--- GIVEN PROBLEM ---
Below is a listing; reproduce each line of it exactly.

--- EXTRACTED INFORMATION ---
▽

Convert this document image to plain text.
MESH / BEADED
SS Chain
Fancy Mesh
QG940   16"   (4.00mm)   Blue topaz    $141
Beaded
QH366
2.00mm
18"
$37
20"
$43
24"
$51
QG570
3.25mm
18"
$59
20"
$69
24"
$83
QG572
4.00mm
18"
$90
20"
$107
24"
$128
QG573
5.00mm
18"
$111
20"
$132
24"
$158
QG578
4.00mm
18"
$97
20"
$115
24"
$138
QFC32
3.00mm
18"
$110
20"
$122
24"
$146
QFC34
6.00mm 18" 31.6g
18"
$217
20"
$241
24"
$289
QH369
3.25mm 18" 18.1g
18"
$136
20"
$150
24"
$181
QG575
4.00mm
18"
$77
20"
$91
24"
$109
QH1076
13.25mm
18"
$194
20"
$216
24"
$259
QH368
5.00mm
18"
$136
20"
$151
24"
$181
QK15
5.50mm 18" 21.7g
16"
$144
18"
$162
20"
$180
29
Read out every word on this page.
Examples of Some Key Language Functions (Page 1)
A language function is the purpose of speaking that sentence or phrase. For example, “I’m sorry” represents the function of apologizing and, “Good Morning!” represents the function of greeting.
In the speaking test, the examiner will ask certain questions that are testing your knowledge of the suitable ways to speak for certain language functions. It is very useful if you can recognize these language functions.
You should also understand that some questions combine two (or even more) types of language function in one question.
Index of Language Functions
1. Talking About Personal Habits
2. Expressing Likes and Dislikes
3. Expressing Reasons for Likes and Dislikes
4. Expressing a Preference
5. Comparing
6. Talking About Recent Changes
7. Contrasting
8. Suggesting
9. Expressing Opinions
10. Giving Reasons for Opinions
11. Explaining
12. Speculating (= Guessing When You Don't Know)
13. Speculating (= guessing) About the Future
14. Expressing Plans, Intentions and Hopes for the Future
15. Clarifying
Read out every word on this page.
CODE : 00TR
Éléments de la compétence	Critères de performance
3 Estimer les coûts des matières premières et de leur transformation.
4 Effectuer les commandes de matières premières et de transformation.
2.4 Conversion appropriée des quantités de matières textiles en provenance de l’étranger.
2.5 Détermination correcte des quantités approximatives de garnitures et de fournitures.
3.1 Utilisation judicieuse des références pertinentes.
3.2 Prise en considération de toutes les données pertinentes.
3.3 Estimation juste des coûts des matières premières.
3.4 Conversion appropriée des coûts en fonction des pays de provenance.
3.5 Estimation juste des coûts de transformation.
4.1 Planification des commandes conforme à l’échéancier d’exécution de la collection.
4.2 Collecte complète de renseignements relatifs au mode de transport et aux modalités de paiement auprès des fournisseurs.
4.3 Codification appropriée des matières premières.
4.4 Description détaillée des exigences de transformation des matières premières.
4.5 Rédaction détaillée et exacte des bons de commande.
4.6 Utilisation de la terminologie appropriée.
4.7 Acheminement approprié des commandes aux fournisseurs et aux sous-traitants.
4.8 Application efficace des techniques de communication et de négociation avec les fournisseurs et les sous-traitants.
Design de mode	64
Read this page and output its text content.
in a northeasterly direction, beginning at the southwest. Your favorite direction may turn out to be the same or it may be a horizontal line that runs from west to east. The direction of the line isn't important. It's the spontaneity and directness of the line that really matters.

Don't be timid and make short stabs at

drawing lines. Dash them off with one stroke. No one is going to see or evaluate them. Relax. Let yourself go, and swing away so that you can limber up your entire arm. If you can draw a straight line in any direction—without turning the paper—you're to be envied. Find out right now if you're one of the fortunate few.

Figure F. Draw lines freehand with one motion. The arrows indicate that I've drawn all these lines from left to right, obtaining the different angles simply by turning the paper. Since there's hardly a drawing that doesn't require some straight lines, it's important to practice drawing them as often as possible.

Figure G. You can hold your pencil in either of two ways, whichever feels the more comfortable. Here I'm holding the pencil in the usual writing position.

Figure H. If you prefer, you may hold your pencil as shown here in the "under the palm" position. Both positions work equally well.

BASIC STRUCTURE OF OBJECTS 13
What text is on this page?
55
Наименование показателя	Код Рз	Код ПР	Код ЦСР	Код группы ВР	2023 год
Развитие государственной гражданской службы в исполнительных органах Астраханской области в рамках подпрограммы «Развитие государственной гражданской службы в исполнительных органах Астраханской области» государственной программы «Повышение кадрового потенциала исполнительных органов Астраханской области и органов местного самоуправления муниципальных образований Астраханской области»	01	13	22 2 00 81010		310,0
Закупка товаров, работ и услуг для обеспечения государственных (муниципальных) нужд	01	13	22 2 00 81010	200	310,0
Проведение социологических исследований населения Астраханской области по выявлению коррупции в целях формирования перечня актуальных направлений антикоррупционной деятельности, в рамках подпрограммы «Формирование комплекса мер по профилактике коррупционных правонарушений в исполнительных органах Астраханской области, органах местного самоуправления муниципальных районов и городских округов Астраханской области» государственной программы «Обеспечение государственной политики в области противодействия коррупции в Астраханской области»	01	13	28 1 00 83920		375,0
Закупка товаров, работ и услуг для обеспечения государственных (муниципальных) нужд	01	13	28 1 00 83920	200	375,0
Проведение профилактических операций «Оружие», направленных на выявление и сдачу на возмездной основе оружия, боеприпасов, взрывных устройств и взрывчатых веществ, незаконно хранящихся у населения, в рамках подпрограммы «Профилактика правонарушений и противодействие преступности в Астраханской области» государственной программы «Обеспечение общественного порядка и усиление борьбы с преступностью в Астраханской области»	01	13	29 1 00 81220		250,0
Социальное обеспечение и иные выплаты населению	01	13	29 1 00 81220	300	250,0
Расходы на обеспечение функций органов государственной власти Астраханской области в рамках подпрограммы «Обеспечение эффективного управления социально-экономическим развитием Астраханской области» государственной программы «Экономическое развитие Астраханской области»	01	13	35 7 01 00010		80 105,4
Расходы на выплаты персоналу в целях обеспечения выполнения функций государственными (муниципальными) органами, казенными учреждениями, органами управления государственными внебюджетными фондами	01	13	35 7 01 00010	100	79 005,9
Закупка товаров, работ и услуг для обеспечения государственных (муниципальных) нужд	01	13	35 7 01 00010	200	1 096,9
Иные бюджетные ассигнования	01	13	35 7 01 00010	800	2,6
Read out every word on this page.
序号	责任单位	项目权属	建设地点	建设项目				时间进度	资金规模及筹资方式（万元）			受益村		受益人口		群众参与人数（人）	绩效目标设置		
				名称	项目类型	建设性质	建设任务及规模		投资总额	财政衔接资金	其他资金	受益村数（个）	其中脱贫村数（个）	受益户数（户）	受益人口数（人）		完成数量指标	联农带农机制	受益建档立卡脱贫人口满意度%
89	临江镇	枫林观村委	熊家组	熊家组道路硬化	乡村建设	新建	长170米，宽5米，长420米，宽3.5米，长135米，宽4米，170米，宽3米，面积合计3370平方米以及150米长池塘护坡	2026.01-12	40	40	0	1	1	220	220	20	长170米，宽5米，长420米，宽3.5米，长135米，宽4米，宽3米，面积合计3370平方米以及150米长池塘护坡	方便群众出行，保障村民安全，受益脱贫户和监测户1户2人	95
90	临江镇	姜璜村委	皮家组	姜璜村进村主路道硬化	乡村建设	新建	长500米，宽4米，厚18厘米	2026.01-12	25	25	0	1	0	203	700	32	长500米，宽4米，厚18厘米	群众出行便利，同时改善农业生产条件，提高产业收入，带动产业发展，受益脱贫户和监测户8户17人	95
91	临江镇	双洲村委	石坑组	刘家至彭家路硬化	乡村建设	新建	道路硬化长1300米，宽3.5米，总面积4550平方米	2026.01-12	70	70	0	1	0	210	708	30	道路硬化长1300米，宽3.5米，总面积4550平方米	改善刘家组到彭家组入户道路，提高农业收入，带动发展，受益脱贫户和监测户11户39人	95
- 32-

△

--- ANSWER ---
Convert this document image to plain text.
MESH / BEADED
SS Chain
Fancy Mesh
QG940   16"   (4.00mm)   Blue topaz    $141
Beaded
QH366
2.00mm
18"
$37
20"
$43
24"
$51
QG570
3.25mm
18"
$59
20"
$69
24"
$83
QG572
4.00mm
18"
$90
20"
$107
24"
$128
QG573
5.00mm
18"
$111
20"
$132
24"
$158
QG578
4.00mm
18"
$97
20"
$115
24"
$138
QFC32
3.00mm
18"
$110
20"
$122
24"
$146
QFC34
6.00mm 18" 31.6g
18"
$217
20"
$241
24"
$289
QH369
3.25mm 18" 18.1g
18"
$136
20"
$150
24"
$181
QG575
4.00mm
18"
$77
20"
$91
24"
$109
QH1076
13.25mm
18"
$194
20"
$216
24"
$259
QH368
5.00mm
18"
$136
20"
$151
24"
$181
QK15
5.50mm 18" 21.7g
16"
$144
18"
$162
20"
$180
29
Read out every word on this page.
Examples of Some Key Language Functions (Page 1)
A language function is the purpose of speaking that sentence or phrase. For example, “I’m sorry” represents the function of apologizing and, “Good Morning!” represents the function of greeting.
In the speaking test, the examiner will ask certain questions that are testing your knowledge of the suitable ways to speak for certain language functions. It is very useful if you can recognize these language functions.
You should also understand that some questions combine two (or even more) types of language function in one question.
Index of Language Functions
1. Talking About Personal Habits
2. Expressing Likes and Dislikes
3. Expressing Reasons for Likes and Dislikes
4. Expressing a Preference
5. Comparing
6. Talking About Recent Changes
7. Contrasting
8. Suggesting
9. Expressing Opinions
10. Giving Reasons for Opinions
11. Explaining
12. Speculating (= Guessing When You Don't Know)
13. Speculating (= guessing) About the Future
14. Expressing Plans, Intentions and Hopes for the Future
15. Clarifying
Read out every word on this page.
CODE : 00TR
Éléments de la compétence	Critères de performance
3 Estimer les coûts des matières premières et de leur transformation.
4 Effectuer les commandes de matières premières et de transformation.
2.4 Conversion appropriée des quantités de matières textiles en provenance de l’étranger.
2.5 Détermination correcte des quantités approximatives de garnitures et de fournitures.
3.1 Utilisation judicieuse des références pertinentes.
3.2 Prise en considération de toutes les données pertinentes.
3.3 Estimation juste des coûts des matières premières.
3.4 Conversion appropriée des coûts en fonction des pays de provenance.
3.5 Estimation juste des coûts de transformation.
4.1 Planification des commandes conforme à l’échéancier d’exécution de la collection.
4.2 Collecte complète de renseignements relatifs au mode de transport et aux modalités de paiement auprès des fournisseurs.
4.3 Codification appropriée des matières premières.
4.4 Description détaillée des exigences de transformation des matières premières.
4.5 Rédaction détaillée et exacte des bons de commande.
4.6 Utilisation de la terminologie appropriée.
4.7 Acheminement approprié des commandes aux fournisseurs et aux sous-traitants.
4.8 Application efficace des techniques de communication et de négociation avec les fournisseurs et les sous-traitants.
Design de mode	64
Read this page and output its text content.
in a northeasterly direction, beginning at the southwest. Your favorite direction may turn out to be the same or it may be a horizontal line that runs from west to east. The direction of the line isn't important. It's the spontaneity and directness of the line that really matters.

Don't be timid and make short stabs at

drawing lines. Dash them off with one stroke. No one is going to see or evaluate them. Relax. Let yourself go, and swing away so that you can limber up your entire arm. If you can draw a straight line in any direction—without turning the paper—you're to be envied. Find out right now if you're one of the fortunate few.

Figure F. Draw lines freehand with one motion. The arrows indicate that I've drawn all these lines from left to right, obtaining the different angles simply by turning the paper. Since there's hardly a drawing that doesn't require some straight lines, it's important to practice drawing them as often as possible.

Figure G. You can hold your pencil in either of two ways, whichever feels the more comfortable. Here I'm holding the pencil in the usual writing position.

Figure H. If you prefer, you may hold your pencil as shown here in the "under the palm" position. Both positions work equally well.

BASIC STRUCTURE OF OBJECTS 13
What text is on this page?
55
Наименование показателя	Код Рз	Код ПР	Код ЦСР	Код группы ВР	2023 год
Развитие государственной гражданской службы в исполнительных органах Астраханской области в рамках подпрограммы «Развитие государственной гражданской службы в исполнительных органах Астраханской области» государственной программы «Повышение кадрового потенциала исполнительных органов Астраханской области и органов местного самоуправления муниципальных образований Астраханской области»	01	13	22 2 00 81010		310,0
Закупка товаров, работ и услуг для обеспечения государственных (муниципальных) нужд	01	13	22 2 00 81010	200	310,0
Проведение социологических исследований населения Астраханской области по выявлению коррупции в целях формирования перечня актуальных направлений антикоррупционной деятельности, в рамках подпрограммы «Формирование комплекса мер по профилактике коррупционных правонарушений в исполнительных органах Астраханской области, органах местного самоуправления муниципальных районов и городских округов Астраханской области» государственной программы «Обеспечение государственной политики в области противодействия коррупции в Астраханской области»	01	13	28 1 00 83920		375,0
Закупка товаров, работ и услуг для обеспечения государственных (муниципальных) нужд	01	13	28 1 00 83920	200	375,0
Проведение профилактических операций «Оружие», направленных на выявление и сдачу на возмездной основе оружия, боеприпасов, взрывных устройств и взрывчатых веществ, незаконно хранящихся у населения, в рамках подпрограммы «Профилактика правонарушений и противодействие преступности в Астраханской области» государственной программы «Обеспечение общественного порядка и усиление борьбы с преступностью в Астраханской области»	01	13	29 1 00 81220		250,0
Социальное обеспечение и иные выплаты населению	01	13	29 1 00 81220	300	250,0
Расходы на обеспечение функций органов государственной власти Астраханской области в рамках подпрограммы «Обеспечение эффективного управления социально-экономическим развитием Астраханской области» государственной программы «Экономическое развитие Астраханской области»	01	13	35 7 01 00010		80 105,4
Расходы на выплаты персоналу в целях обеспечения выполнения функций государственными (муниципальными) органами, казенными учреждениями, органами управления государственными внебюджетными фондами	01	13	35 7 01 00010	100	79 005,9
Закупка товаров, работ и услуг для обеспечения государственных (муниципальных) нужд	01	13	35 7 01 00010	200	1 096,9
Иные бюджетные ассигнования	01	13	35 7 01 00010	800	2,6
Read out every word on this page.
序号	责任单位	项目权属	建设地点	建设项目				时间进度	资金规模及筹资方式（万元）			受益村		受益人口		群众参与人数（人）	绩效目标设置		
				名称	项目类型	建设性质	建设任务及规模		投资总额	财政衔接资金	其他资金	受益村数（个）	其中脱贫村数（个）	受益户数（户）	受益人口数（人）		完成数量指标	联农带农机制	受益建档立卡脱贫人口满意度%
89	临江镇	枫林观村委	熊家组	熊家组道路硬化	乡村建设	新建	长170米，宽5米，长420米，宽3.5米，长135米，宽4米，170米，宽3米，面积合计3370平方米以及150米长池塘护坡	2026.01-12	40	40	0	1	1	220	220	20	长170米，宽5米，长420米，宽3.5米，长135米，宽4米，宽3米，面积合计3370平方米以及150米长池塘护坡	方便群众出行，保障村民安全，受益脱贫户和监测户1户2人	95
90	临江镇	姜璜村委	皮家组	姜璜村进村主路道硬化	乡村建设	新建	长500米，宽4米，厚18厘米	2026.01-12	25	25	0	1	0	203	700	32	长500米，宽4米，厚18厘米	群众出行便利，同时改善农业生产条件，提高产业收入，带动产业发展，受益脱贫户和监测户8户17人	95
91	临江镇	双洲村委	石坑组	刘家至彭家路硬化	乡村建设	新建	道路硬化长1300米，宽3.5米，总面积4550平方米	2026.01-12	70	70	0	1	0	210	708	30	道路硬化长1300米，宽3.5米，总面积4550平方米	改善刘家组到彭家组入户道路，提高农业收入，带动发展，受益脱贫户和监测户11户39人	95
- 32-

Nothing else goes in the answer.